# Exercise input start

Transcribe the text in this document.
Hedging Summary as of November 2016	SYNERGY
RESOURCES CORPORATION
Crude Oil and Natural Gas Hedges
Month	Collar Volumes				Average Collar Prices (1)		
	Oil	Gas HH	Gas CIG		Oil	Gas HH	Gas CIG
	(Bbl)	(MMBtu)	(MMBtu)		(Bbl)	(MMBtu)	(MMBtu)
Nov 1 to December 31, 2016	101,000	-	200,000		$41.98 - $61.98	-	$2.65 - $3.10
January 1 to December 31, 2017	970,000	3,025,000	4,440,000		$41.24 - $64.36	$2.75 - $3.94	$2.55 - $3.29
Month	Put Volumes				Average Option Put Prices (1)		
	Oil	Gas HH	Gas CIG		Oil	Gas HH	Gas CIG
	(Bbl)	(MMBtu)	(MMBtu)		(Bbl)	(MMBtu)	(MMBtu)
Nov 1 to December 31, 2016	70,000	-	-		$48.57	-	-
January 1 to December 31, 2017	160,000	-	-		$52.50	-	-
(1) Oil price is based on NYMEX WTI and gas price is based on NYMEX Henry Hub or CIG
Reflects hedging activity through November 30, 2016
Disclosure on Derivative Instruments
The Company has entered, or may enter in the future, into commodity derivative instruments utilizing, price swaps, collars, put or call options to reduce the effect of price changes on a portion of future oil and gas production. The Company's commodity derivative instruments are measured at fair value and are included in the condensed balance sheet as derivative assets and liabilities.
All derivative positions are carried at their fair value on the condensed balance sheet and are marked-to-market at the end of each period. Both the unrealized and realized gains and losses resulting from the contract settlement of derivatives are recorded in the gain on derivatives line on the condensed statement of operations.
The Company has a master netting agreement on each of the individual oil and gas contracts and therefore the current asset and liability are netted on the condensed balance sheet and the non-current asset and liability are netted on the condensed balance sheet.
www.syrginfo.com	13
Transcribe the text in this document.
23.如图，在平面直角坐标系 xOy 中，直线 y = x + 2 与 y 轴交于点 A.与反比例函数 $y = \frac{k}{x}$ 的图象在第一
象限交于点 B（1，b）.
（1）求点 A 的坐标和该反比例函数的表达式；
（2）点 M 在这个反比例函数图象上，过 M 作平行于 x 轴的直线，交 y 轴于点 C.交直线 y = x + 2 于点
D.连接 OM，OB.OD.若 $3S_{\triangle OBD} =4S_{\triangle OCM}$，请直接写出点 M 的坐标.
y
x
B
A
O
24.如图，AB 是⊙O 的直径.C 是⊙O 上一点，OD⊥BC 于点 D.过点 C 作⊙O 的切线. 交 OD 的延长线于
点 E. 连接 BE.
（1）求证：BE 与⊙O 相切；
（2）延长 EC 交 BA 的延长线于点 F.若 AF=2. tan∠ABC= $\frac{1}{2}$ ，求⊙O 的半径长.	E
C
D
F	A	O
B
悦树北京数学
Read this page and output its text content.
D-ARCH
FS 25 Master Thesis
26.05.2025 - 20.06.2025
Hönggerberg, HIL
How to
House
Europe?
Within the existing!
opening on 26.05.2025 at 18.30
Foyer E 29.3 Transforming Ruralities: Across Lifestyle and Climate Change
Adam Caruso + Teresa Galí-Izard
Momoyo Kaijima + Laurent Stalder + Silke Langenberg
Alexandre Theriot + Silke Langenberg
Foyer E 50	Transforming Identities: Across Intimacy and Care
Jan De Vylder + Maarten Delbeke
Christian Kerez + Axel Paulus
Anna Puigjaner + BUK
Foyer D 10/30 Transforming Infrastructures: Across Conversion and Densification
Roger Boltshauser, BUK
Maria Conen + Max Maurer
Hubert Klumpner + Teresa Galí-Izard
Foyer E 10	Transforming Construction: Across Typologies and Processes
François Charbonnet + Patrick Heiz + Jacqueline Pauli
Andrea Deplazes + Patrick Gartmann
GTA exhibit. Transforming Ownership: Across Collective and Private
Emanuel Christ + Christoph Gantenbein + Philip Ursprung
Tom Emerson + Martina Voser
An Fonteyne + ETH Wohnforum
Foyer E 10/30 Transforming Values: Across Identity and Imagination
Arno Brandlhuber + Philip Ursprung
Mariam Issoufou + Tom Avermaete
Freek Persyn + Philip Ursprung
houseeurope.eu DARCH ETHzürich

# Exercise input end

Gather each line from the listing above that holds "Patrick".

◆ Exercise solution
François Charbonnet + Patrick Heiz + Jacqueline Pauli
Andrea Deplazes + Patrick Gartmann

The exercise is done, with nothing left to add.